[READING PASSAGE]

+-------+

J.E. Dalziel1, S.C. Finch2 and J. Dunlop1, 1AgResearch Limited, Grasslands Research Centre, Private Bag 11008, Palmerston North, New Zealand and 2Ruakura Research Centre, Private Bag 3123, Hamilton, New Zealand.

The aim of this research was to investigate possible receptor/ion channel sites of action of a fungal toxin (designated compound A) that produces ataxia, tremors, and hypersensitivity to external stimuli when injected into mice. Compound A is distinct among neurotoxins in that it has a long duration of action, producing tremors that can last for up to three days rather than only a few hours. It also inhibits electrically stimulated smooth muscle contraction, increases neurotransmitter release, and elevates blood pressure. These effects suggested the disruption of large conductance calcium-activated potassium (BK) channels, as they have important regulatory roles in smooth muscle contraction and in control of neurotransmitter release (Gribkoff et al., 2001). We investigated this possibility using hSlo (α subunit) BK channels expressed in human embryonic kidney cells and patch-clamping. We discovered that compound A potently inhibits BK channel-activation at nanomolar concentrations in inside-out membrane patches. BK channel currents activated by depolarising voltage pulses in the presence of 10 μM free calcium were inhibited by compound A in a concentration-dependent manner. 100 nM compound A completely inhibited outward potassium currents in less than one minute. The concentration that produced half maximal inhibition was approximately 3 nM, indicating a high apparent affinity for BK channels. This is the first time a molecular site of action has been determined for a compound of this structural class and identifies a novel BK channel blocker.

Gribkoff V.K., Starrett J.E., Jr. & Dworetzky S.I. (2001) Neuroscientist, 7:166-77.

+-------+

[SUPPLIED RECORDS]
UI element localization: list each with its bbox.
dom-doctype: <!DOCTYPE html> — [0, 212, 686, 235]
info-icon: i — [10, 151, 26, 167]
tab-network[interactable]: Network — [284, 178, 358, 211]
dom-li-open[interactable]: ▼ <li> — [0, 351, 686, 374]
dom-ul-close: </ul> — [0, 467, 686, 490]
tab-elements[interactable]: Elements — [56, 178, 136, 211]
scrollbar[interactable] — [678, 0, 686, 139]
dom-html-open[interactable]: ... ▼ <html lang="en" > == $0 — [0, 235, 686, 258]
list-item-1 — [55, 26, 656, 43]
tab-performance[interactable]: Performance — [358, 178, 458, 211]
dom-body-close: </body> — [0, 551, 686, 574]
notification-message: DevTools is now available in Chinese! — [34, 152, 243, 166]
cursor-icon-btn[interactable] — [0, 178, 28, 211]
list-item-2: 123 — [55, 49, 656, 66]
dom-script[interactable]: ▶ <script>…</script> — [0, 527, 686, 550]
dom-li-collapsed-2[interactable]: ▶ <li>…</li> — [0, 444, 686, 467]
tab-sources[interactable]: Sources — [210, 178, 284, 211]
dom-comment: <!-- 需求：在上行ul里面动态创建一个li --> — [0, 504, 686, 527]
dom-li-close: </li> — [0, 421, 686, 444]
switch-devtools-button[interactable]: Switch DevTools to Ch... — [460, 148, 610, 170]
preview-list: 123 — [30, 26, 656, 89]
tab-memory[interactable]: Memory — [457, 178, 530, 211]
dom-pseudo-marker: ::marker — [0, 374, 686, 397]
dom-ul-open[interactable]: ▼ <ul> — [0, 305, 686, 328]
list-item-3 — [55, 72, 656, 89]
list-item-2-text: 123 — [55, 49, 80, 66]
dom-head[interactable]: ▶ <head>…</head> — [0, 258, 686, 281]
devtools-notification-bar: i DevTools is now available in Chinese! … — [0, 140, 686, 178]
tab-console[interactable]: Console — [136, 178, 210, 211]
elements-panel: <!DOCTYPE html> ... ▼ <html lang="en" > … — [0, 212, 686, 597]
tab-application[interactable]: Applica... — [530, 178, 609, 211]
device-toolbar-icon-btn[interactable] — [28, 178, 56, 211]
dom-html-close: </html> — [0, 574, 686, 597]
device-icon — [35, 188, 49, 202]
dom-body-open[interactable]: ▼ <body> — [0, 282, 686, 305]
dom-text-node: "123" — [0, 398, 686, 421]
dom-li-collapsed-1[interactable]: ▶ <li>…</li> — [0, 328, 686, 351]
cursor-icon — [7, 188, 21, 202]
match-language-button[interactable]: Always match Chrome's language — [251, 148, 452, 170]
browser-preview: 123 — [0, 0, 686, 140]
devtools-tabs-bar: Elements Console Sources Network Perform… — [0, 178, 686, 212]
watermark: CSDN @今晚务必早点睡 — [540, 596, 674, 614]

+-------+

[WORK TO COMPLETE]
1. In the abstract, what concentration of compound A produced half maximal inhibition?
2. Write out the part of the abstract that begins at the words "J.E. Dalziel1, S.C." and stops after the words "Hamilton, New Zealand.".

[PER-TASK ANSWERS]
1. Approximately 3 nM

2.
J.E. Dalziel1, S.C. Finch2 and J. Dunlop1, 1AgResearch Limited, Grasslands Research Centre, Private Bag 11008, Palmerston North, New Zealand and 2Ruakura Research Centre, Private Bag 3123, Hamilton, New Zealand.